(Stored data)
>>>
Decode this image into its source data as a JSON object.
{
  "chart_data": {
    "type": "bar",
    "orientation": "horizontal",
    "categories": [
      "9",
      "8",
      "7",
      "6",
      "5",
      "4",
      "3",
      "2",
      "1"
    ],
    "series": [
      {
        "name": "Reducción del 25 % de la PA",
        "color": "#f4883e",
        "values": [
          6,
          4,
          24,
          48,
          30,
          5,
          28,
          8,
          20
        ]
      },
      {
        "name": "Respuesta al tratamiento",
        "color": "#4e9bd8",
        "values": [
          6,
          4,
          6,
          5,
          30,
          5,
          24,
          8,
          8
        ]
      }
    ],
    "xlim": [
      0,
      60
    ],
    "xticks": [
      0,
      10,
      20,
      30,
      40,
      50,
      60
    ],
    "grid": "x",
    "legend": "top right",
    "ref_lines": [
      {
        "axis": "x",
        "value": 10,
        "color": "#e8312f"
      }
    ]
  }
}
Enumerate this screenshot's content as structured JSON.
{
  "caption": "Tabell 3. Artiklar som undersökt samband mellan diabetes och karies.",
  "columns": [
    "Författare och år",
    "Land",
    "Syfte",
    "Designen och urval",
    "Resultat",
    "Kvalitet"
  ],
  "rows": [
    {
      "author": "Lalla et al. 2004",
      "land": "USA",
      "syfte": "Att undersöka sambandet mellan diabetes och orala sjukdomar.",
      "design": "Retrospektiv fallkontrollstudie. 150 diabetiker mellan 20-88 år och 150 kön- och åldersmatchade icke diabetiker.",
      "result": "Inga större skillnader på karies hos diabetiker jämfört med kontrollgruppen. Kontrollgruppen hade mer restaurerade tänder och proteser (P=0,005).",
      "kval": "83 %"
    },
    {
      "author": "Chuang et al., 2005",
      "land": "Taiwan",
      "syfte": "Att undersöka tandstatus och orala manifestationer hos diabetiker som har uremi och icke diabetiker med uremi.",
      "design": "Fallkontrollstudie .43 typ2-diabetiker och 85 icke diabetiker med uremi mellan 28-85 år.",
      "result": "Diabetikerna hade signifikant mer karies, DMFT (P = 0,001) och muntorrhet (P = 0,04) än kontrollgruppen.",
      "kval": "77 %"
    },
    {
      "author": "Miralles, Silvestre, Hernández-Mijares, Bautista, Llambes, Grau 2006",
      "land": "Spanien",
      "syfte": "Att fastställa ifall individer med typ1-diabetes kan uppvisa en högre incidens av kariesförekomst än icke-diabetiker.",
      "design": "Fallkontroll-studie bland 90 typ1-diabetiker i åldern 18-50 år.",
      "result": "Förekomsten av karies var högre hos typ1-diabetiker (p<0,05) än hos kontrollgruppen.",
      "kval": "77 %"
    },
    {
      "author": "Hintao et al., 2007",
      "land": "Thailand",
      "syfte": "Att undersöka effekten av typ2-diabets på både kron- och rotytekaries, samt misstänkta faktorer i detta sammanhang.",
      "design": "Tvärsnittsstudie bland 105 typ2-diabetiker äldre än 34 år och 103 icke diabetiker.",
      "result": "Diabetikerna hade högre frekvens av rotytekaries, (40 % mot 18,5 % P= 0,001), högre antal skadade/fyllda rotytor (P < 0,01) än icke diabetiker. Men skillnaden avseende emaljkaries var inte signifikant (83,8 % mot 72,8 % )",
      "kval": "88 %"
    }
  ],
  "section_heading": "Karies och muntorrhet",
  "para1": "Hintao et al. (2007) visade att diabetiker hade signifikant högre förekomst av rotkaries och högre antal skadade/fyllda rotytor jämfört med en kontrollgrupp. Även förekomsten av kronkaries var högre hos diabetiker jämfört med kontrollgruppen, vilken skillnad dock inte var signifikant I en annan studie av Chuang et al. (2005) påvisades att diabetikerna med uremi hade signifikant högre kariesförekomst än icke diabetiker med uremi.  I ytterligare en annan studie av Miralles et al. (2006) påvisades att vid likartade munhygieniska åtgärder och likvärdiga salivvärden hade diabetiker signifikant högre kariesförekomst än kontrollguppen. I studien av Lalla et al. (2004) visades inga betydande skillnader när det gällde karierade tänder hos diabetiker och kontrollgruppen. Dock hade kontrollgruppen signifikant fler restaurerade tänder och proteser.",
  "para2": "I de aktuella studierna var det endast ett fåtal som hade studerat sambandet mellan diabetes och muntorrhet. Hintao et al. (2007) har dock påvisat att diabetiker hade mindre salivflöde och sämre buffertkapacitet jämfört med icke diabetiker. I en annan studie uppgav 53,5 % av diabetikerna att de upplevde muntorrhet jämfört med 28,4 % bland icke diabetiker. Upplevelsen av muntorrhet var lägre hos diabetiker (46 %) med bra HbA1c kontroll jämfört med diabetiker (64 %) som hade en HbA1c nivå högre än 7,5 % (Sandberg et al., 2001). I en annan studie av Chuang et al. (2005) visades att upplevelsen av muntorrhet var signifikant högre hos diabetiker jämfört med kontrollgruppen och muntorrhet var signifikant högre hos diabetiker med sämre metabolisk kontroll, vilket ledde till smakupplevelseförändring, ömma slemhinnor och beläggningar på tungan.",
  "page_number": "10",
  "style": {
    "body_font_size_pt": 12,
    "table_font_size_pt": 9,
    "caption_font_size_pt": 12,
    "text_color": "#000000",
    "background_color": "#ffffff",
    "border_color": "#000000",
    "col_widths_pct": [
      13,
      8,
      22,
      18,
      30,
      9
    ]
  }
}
<<<
Directions:
Send back all of the entries exactly, with nothing missing.

Response for this exercise:
Decode this image into its source data as a JSON object.
{
  "chart_data": {
    "type": "bar",
    "orientation": "horizontal",
    "categories": [
      "9",
      "8",
      "7",
      "6",
      "5",
      "4",
      "3",
      "2",
      "1"
    ],
    "series": [
      {
        "name": "Reducción del 25 % de la PA",
        "color": "#f4883e",
        "values": [
          6,
          4,
          24,
          48,
          30,
          5,
          28,
          8,
          20
        ]
      },
      {
        "name": "Respuesta al tratamiento",
        "color": "#4e9bd8",
        "values": [
          6,
          4,
          6,
          5,
          30,
          5,
          24,
          8,
          8
        ]
      }
    ],
    "xlim": [
      0,
      60
    ],
    "xticks": [
      0,
      10,
      20,
      30,
      40,
      50,
      60
    ],
    "grid": "x",
    "legend": "top right",
    "ref_lines": [
      {
        "axis": "x",
        "value": 10,
        "color": "#e8312f"
      }
    ]
  }
}
Enumerate this screenshot's content as structured JSON.
{
  "caption": "Tabell 3. Artiklar som undersökt samband mellan diabetes och karies.",
  "columns": [
    "Författare och år",
    "Land",
    "Syfte",
    "Designen och urval",
    "Resultat",
    "Kvalitet"
  ],
  "rows": [
    {
      "author": "Lalla et al. 2004",
      "land": "USA",
      "syfte": "Att undersöka sambandet mellan diabetes och orala sjukdomar.",
      "design": "Retrospektiv fallkontrollstudie. 150 diabetiker mellan 20-88 år och 150 kön- och åldersmatchade icke diabetiker.",
      "result": "Inga större skillnader på karies hos diabetiker jämfört med kontrollgruppen. Kontrollgruppen hade mer restaurerade tänder och proteser (P=0,005).",
      "kval": "83 %"
    },
    {
      "author": "Chuang et al., 2005",
      "land": "Taiwan",
      "syfte": "Att undersöka tandstatus och orala manifestationer hos diabetiker som har uremi och icke diabetiker med uremi.",
      "design": "Fallkontrollstudie .43 typ2-diabetiker och 85 icke diabetiker med uremi mellan 28-85 år.",
      "result": "Diabetikerna hade signifikant mer karies, DMFT (P = 0,001) och muntorrhet (P = 0,04) än kontrollgruppen.",
      "kval": "77 %"
    },
    {
      "author": "Miralles, Silvestre, Hernández-Mijares, Bautista, Llambes, Grau 2006",
      "land": "Spanien",
      "syfte": "Att fastställa ifall individer med typ1-diabetes kan uppvisa en högre incidens av kariesförekomst än icke-diabetiker.",
      "design": "Fallkontroll-studie bland 90 typ1-diabetiker i åldern 18-50 år.",
      "result": "Förekomsten av karies var högre hos typ1-diabetiker (p<0,05) än hos kontrollgruppen.",
      "kval": "77 %"
    },
    {
      "author": "Hintao et al., 2007",
      "land": "Thailand",
      "syfte": "Att undersöka effekten av typ2-diabets på både kron- och rotytekaries, samt misstänkta faktorer i detta sammanhang.",
      "design": "Tvärsnittsstudie bland 105 typ2-diabetiker äldre än 34 år och 103 icke diabetiker.",
      "result": "Diabetikerna hade högre frekvens av rotytekaries, (40 % mot 18,5 % P= 0,001), högre antal skadade/fyllda rotytor (P < 0,01) än icke diabetiker. Men skillnaden avseende emaljkaries var inte signifikant (83,8 % mot 72,8 % )",
      "kval": "88 %"
    }
  ],
  "section_heading": "Karies och muntorrhet",
  "para1": "Hintao et al. (2007) visade att diabetiker hade signifikant högre förekomst av rotkaries och högre antal skadade/fyllda rotytor jämfört med en kontrollgrupp. Även förekomsten av kronkaries var högre hos diabetiker jämfört med kontrollgruppen, vilken skillnad dock inte var signifikant I en annan studie av Chuang et al. (2005) påvisades att diabetikerna med uremi hade signifikant högre kariesförekomst än icke diabetiker med uremi.  I ytterligare en annan studie av Miralles et al. (2006) påvisades att vid likartade munhygieniska åtgärder och likvärdiga salivvärden hade diabetiker signifikant högre kariesförekomst än kontrollguppen. I studien av Lalla et al. (2004) visades inga betydande skillnader när det gällde karierade tänder hos diabetiker och kontrollgruppen. Dock hade kontrollgruppen signifikant fler restaurerade tänder och proteser.",
  "para2": "I de aktuella studierna var det endast ett fåtal som hade studerat sambandet mellan diabetes och muntorrhet. Hintao et al. (2007) har dock påvisat att diabetiker hade mindre salivflöde och sämre buffertkapacitet jämfört med icke diabetiker. I en annan studie uppgav 53,5 % av diabetikerna att de upplevde muntorrhet jämfört med 28,4 % bland icke diabetiker. Upplevelsen av muntorrhet var lägre hos diabetiker (46 %) med bra HbA1c kontroll jämfört med diabetiker (64 %) som hade en HbA1c nivå högre än 7,5 % (Sandberg et al., 2001). I en annan studie av Chuang et al. (2005) visades att upplevelsen av muntorrhet var signifikant högre hos diabetiker jämfört med kontrollgruppen och muntorrhet var signifikant högre hos diabetiker med sämre metabolisk kontroll, vilket ledde till smakupplevelseförändring, ömma slemhinnor och beläggningar på tungan.",
  "page_number": "10",
  "style": {
    "body_font_size_pt": 12,
    "table_font_size_pt": 9,
    "caption_font_size_pt": 12,
    "text_color": "#000000",
    "background_color": "#ffffff",
    "border_color": "#000000",
    "col_widths_pct": [
      13,
      8,
      22,
      18,
      30,
      9
    ]
  }
}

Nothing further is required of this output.